● **Short task**:
Copy out the listing in full, exactly as written, but not its pictures.

Chart and figure data

⟨

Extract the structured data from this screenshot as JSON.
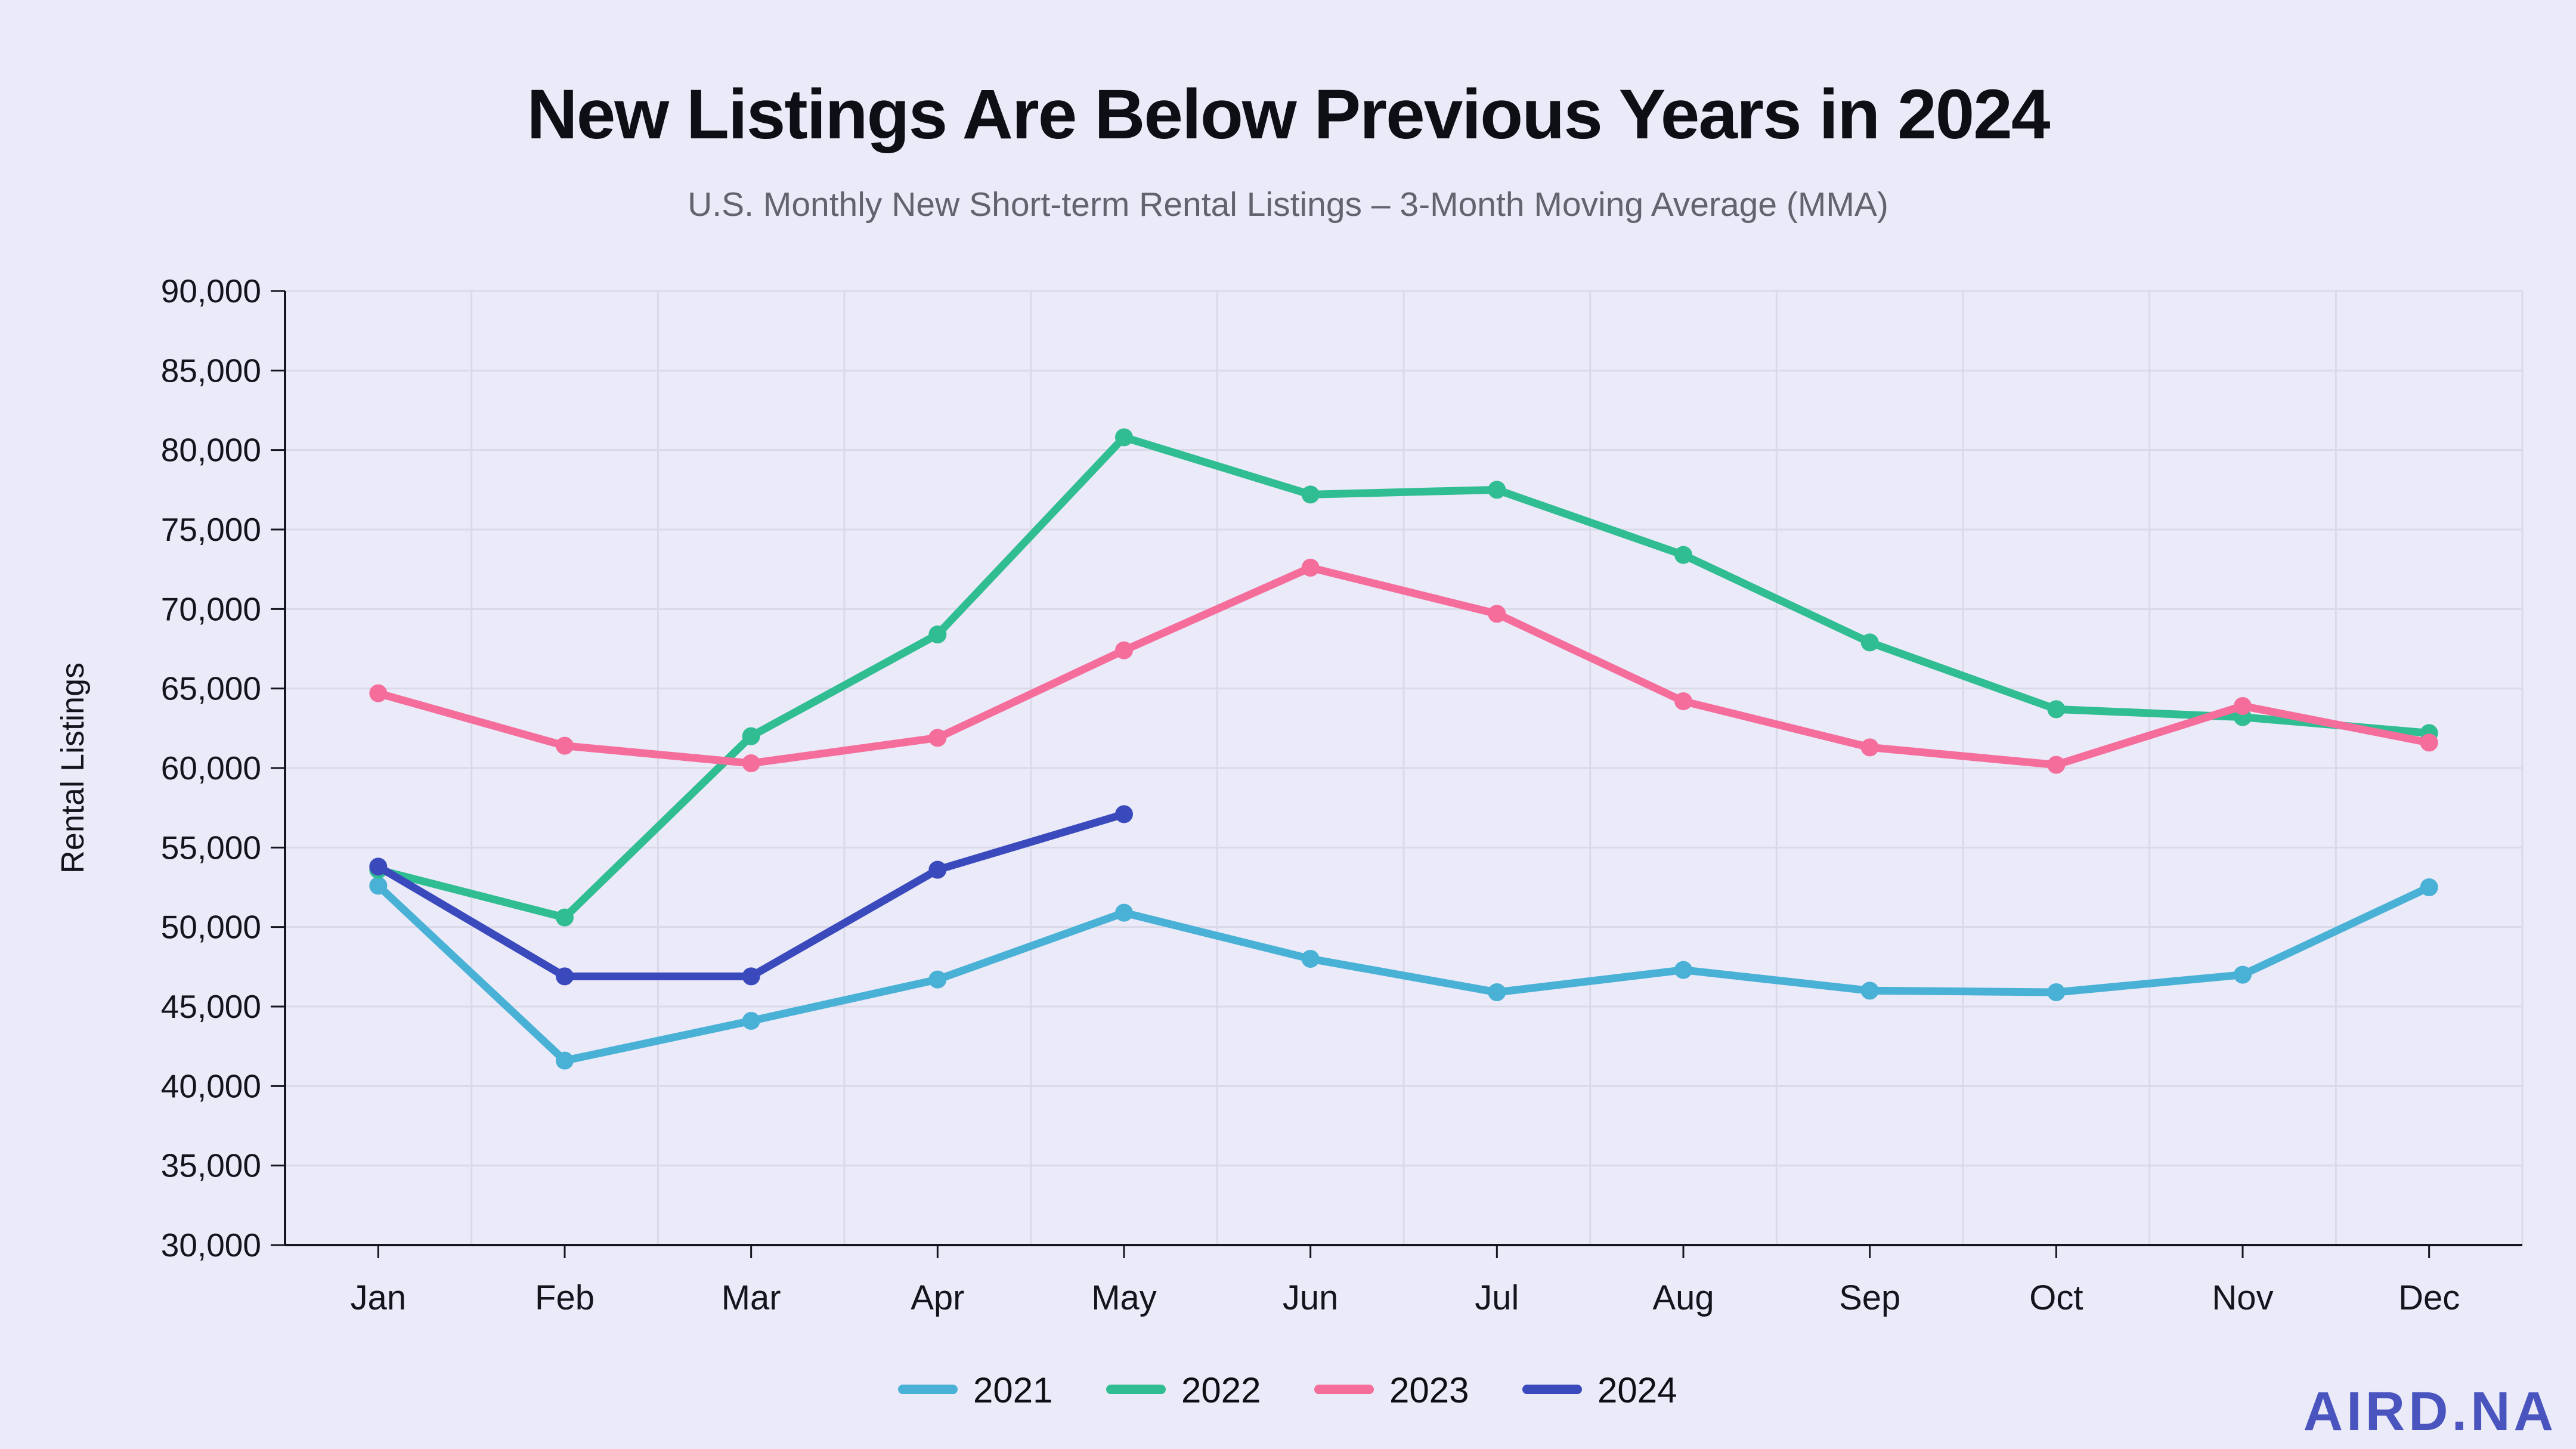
{
  "title": "New Listings Are Below Previous Years in 2024",
  "subtitle": "U.S. Monthly New Short-term Rental Listings – 3-Month Moving Average (MMA)",
  "logo_text": "AIRD.NA",
  "colors": {
    "background": "#EAEAF8",
    "gridline": "#D9D9E8",
    "axis": "#15151F",
    "title_text": "#0E0E15",
    "subtitle_text": "#63636F",
    "logo": "#4A54BE"
  },
  "chart_data": {
    "type": "line",
    "categories": [
      "Jan",
      "Feb",
      "Mar",
      "Apr",
      "May",
      "Jun",
      "Jul",
      "Aug",
      "Sep",
      "Oct",
      "Nov",
      "Dec"
    ],
    "series": [
      {
        "name": "2021",
        "color": "#49B1D6",
        "values": [
          52600,
          41600,
          44100,
          46700,
          50900,
          48000,
          45900,
          47300,
          46000,
          45900,
          47000,
          52500
        ]
      },
      {
        "name": "2022",
        "color": "#30BD92",
        "values": [
          53600,
          50600,
          62000,
          68400,
          80800,
          77200,
          77500,
          73400,
          67900,
          63700,
          63200,
          62200
        ]
      },
      {
        "name": "2023",
        "color": "#F56E9B",
        "values": [
          64700,
          61400,
          60300,
          61900,
          67400,
          72600,
          69700,
          64200,
          61300,
          60200,
          63900,
          61600
        ]
      },
      {
        "name": "2024",
        "color": "#3A4ABD",
        "values": [
          53800,
          46900,
          46900,
          53600,
          57100
        ]
      }
    ],
    "title": "New Listings Are Below Previous Years in 2024",
    "xlabel": "",
    "ylabel": "Rental Listings",
    "ylim": [
      30000,
      90000
    ],
    "ytick_step": 5000,
    "ytick_labels": [
      "30,000",
      "35,000",
      "40,000",
      "45,000",
      "50,000",
      "55,000",
      "60,000",
      "65,000",
      "70,000",
      "75,000",
      "80,000",
      "85,000",
      "90,000"
    ],
    "grid": true,
    "legend_position": "bottom",
    "legend_entries": [
      "2021",
      "2022",
      "2023",
      "2024"
    ]
  }
}
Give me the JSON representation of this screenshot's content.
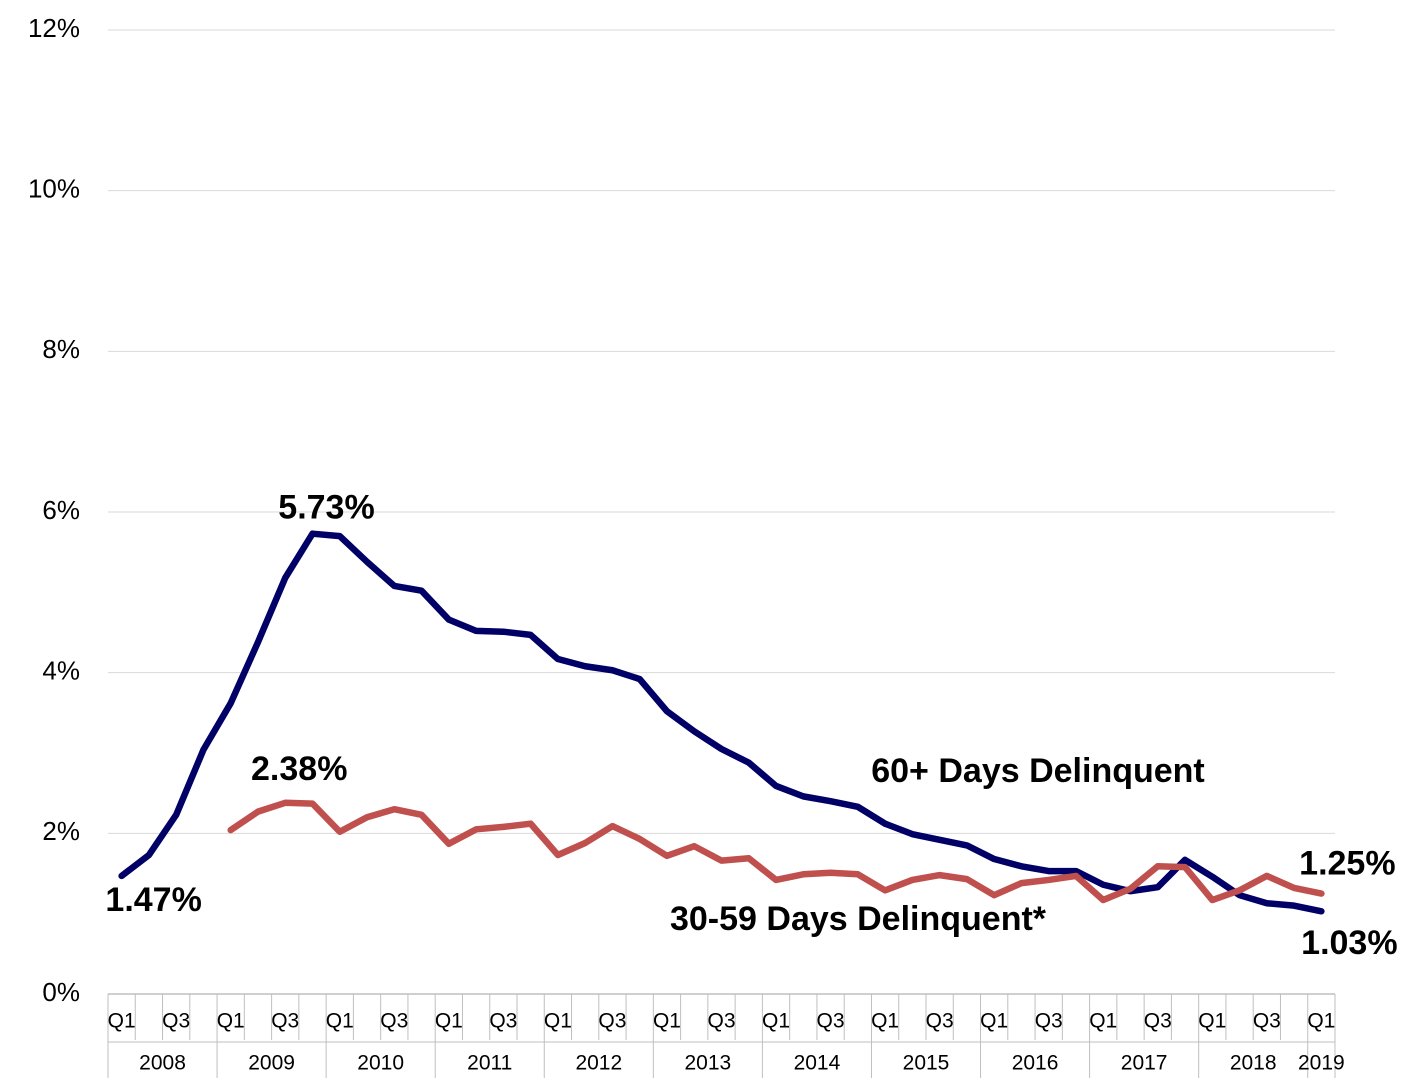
{
  "chart_data": {
    "type": "line",
    "categories": [
      "Q1",
      null,
      "Q3",
      null,
      "Q1",
      null,
      "Q3",
      null,
      "Q1",
      null,
      "Q3",
      null,
      "Q1",
      null,
      "Q3",
      null,
      "Q1",
      null,
      "Q3",
      null,
      "Q1",
      null,
      "Q3",
      null,
      "Q1",
      null,
      "Q3",
      null,
      "Q1",
      null,
      "Q3",
      null,
      "Q1",
      null,
      "Q3",
      null,
      "Q1",
      null,
      "Q3",
      null,
      "Q1",
      null,
      "Q3",
      null,
      "Q1"
    ],
    "years": [
      "2008",
      "2009",
      "2010",
      "2011",
      "2012",
      "2013",
      "2014",
      "2015",
      "2016",
      "2017",
      "2018",
      "2019"
    ],
    "series": [
      {
        "name": "60+ Days Delinquent",
        "color": "#000066",
        "values": [
          1.47,
          1.73,
          2.23,
          3.04,
          3.62,
          4.38,
          5.18,
          5.73,
          5.7,
          5.38,
          5.08,
          5.02,
          4.66,
          4.52,
          4.51,
          4.47,
          4.17,
          4.08,
          4.03,
          3.92,
          3.52,
          3.27,
          3.05,
          2.88,
          2.59,
          2.46,
          2.4,
          2.33,
          2.12,
          1.99,
          1.92,
          1.85,
          1.68,
          1.59,
          1.53,
          1.53,
          1.36,
          1.28,
          1.33,
          1.67,
          1.46,
          1.23,
          1.13,
          1.1,
          1.03
        ],
        "value_labels": [
          "1.47%",
          null,
          null,
          null,
          null,
          null,
          null,
          "5.73%",
          null,
          null,
          null,
          null,
          null,
          null,
          null,
          null,
          null,
          null,
          null,
          null,
          null,
          null,
          null,
          null,
          null,
          null,
          null,
          null,
          null,
          null,
          null,
          null,
          null,
          null,
          null,
          null,
          null,
          null,
          null,
          null,
          null,
          null,
          null,
          null,
          "1.03%"
        ]
      },
      {
        "name": "30-59 Days Delinquent*",
        "color": "#c0504d",
        "values": [
          null,
          null,
          null,
          null,
          2.04,
          2.27,
          2.38,
          2.37,
          2.02,
          2.2,
          2.3,
          2.23,
          1.87,
          2.05,
          2.08,
          2.12,
          1.73,
          1.88,
          2.09,
          1.93,
          1.72,
          1.84,
          1.66,
          1.69,
          1.42,
          1.49,
          1.51,
          1.49,
          1.29,
          1.42,
          1.48,
          1.43,
          1.23,
          1.38,
          1.42,
          1.47,
          1.17,
          1.31,
          1.59,
          1.58,
          1.17,
          1.29,
          1.47,
          1.32,
          1.25
        ],
        "value_labels": [
          null,
          null,
          null,
          null,
          null,
          null,
          "2.38%",
          null,
          null,
          null,
          null,
          null,
          null,
          null,
          null,
          null,
          null,
          null,
          null,
          null,
          null,
          null,
          null,
          null,
          null,
          null,
          null,
          null,
          null,
          null,
          null,
          null,
          null,
          null,
          null,
          null,
          null,
          null,
          null,
          null,
          null,
          null,
          null,
          null,
          "1.25%"
        ]
      }
    ],
    "ylim": [
      0,
      12
    ],
    "yticks": [
      {
        "value": 0,
        "label": "0%"
      },
      {
        "value": 2,
        "label": "2%"
      },
      {
        "value": 4,
        "label": "4%"
      },
      {
        "value": 6,
        "label": "6%"
      },
      {
        "value": 8,
        "label": "8%"
      },
      {
        "value": 10,
        "label": "10%"
      },
      {
        "value": 12,
        "label": "12%"
      }
    ],
    "grid": true
  }
}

⟩

● **Right answer**:
Extract the structured data from this screenshot as JSON.
{
  "title": "New Listings Are Below Previous Years in 2024",
  "subtitle": "U.S. Monthly New Short-term Rental Listings – 3-Month Moving Average (MMA)",
  "logo_text": "AIRD.NA",
  "colors": {
    "background": "#EAEAF8",
    "gridline": "#D9D9E8",
    "axis": "#15151F",
    "title_text": "#0E0E15",
    "subtitle_text": "#63636F",
    "logo": "#4A54BE"
  },
  "chart_data": {
    "type": "line",
    "categories": [
      "Jan",
      "Feb",
      "Mar",
      "Apr",
      "May",
      "Jun",
      "Jul",
      "Aug",
      "Sep",
      "Oct",
      "Nov",
      "Dec"
    ],
    "series": [
      {
        "name": "2021",
        "color": "#49B1D6",
        "values": [
          52600,
          41600,
          44100,
          46700,
          50900,
          48000,
          45900,
          47300,
          46000,
          45900,
          47000,
          52500
        ]
      },
      {
        "name": "2022",
        "color": "#30BD92",
        "values": [
          53600,
          50600,
          62000,
          68400,
          80800,
          77200,
          77500,
          73400,
          67900,
          63700,
          63200,
          62200
        ]
      },
      {
        "name": "2023",
        "color": "#F56E9B",
        "values": [
          64700,
          61400,
          60300,
          61900,
          67400,
          72600,
          69700,
          64200,
          61300,
          60200,
          63900,
          61600
        ]
      },
      {
        "name": "2024",
        "color": "#3A4ABD",
        "values": [
          53800,
          46900,
          46900,
          53600,
          57100
        ]
      }
    ],
    "title": "New Listings Are Below Previous Years in 2024",
    "xlabel": "",
    "ylabel": "Rental Listings",
    "ylim": [
      30000,
      90000
    ],
    "ytick_step": 5000,
    "ytick_labels": [
      "30,000",
      "35,000",
      "40,000",
      "45,000",
      "50,000",
      "55,000",
      "60,000",
      "65,000",
      "70,000",
      "75,000",
      "80,000",
      "85,000",
      "90,000"
    ],
    "grid": true,
    "legend_position": "bottom",
    "legend_entries": [
      "2021",
      "2022",
      "2023",
      "2024"
    ]
  }
}
Give me the JSON representation of this screenshot's content.
{
  "chart_data": {
    "type": "line",
    "categories": [
      "Q1",
      null,
      "Q3",
      null,
      "Q1",
      null,
      "Q3",
      null,
      "Q1",
      null,
      "Q3",
      null,
      "Q1",
      null,
      "Q3",
      null,
      "Q1",
      null,
      "Q3",
      null,
      "Q1",
      null,
      "Q3",
      null,
      "Q1",
      null,
      "Q3",
      null,
      "Q1",
      null,
      "Q3",
      null,
      "Q1",
      null,
      "Q3",
      null,
      "Q1",
      null,
      "Q3",
      null,
      "Q1",
      null,
      "Q3",
      null,
      "Q1"
    ],
    "years": [
      "2008",
      "2009",
      "2010",
      "2011",
      "2012",
      "2013",
      "2014",
      "2015",
      "2016",
      "2017",
      "2018",
      "2019"
    ],
    "series": [
      {
        "name": "60+ Days Delinquent",
        "color": "#000066",
        "values": [
          1.47,
          1.73,
          2.23,
          3.04,
          3.62,
          4.38,
          5.18,
          5.73,
          5.7,
          5.38,
          5.08,
          5.02,
          4.66,
          4.52,
          4.51,
          4.47,
          4.17,
          4.08,
          4.03,
          3.92,
          3.52,
          3.27,
          3.05,
          2.88,
          2.59,
          2.46,
          2.4,
          2.33,
          2.12,
          1.99,
          1.92,
          1.85,
          1.68,
          1.59,
          1.53,
          1.53,
          1.36,
          1.28,
          1.33,
          1.67,
          1.46,
          1.23,
          1.13,
          1.1,
          1.03
        ],
        "value_labels": [
          "1.47%",
          null,
          null,
          null,
          null,
          null,
          null,
          "5.73%",
          null,
          null,
          null,
          null,
          null,
          null,
          null,
          null,
          null,
          null,
          null,
          null,
          null,
          null,
          null,
          null,
          null,
          null,
          null,
          null,
          null,
          null,
          null,
          null,
          null,
          null,
          null,
          null,
          null,
          null,
          null,
          null,
          null,
          null,
          null,
          null,
          "1.03%"
        ]
      },
      {
        "name": "30-59 Days Delinquent*",
        "color": "#c0504d",
        "values": [
          null,
          null,
          null,
          null,
          2.04,
          2.27,
          2.38,
          2.37,
          2.02,
          2.2,
          2.3,
          2.23,
          1.87,
          2.05,
          2.08,
          2.12,
          1.73,
          1.88,
          2.09,
          1.93,
          1.72,
          1.84,
          1.66,
          1.69,
          1.42,
          1.49,
          1.51,
          1.49,
          1.29,
          1.42,
          1.48,
          1.43,
          1.23,
          1.38,
          1.42,
          1.47,
          1.17,
          1.31,
          1.59,
          1.58,
          1.17,
          1.29,
          1.47,
          1.32,
          1.25
        ],
        "value_labels": [
          null,
          null,
          null,
          null,
          null,
          null,
          "2.38%",
          null,
          null,
          null,
          null,
          null,
          null,
          null,
          null,
          null,
          null,
          null,
          null,
          null,
          null,
          null,
          null,
          null,
          null,
          null,
          null,
          null,
          null,
          null,
          null,
          null,
          null,
          null,
          null,
          null,
          null,
          null,
          null,
          null,
          null,
          null,
          null,
          null,
          "1.25%"
        ]
      }
    ],
    "ylim": [
      0,
      12
    ],
    "yticks": [
      {
        "value": 0,
        "label": "0%"
      },
      {
        "value": 2,
        "label": "2%"
      },
      {
        "value": 4,
        "label": "4%"
      },
      {
        "value": 6,
        "label": "6%"
      },
      {
        "value": 8,
        "label": "8%"
      },
      {
        "value": 10,
        "label": "10%"
      },
      {
        "value": 12,
        "label": "12%"
      }
    ],
    "grid": true
  }
}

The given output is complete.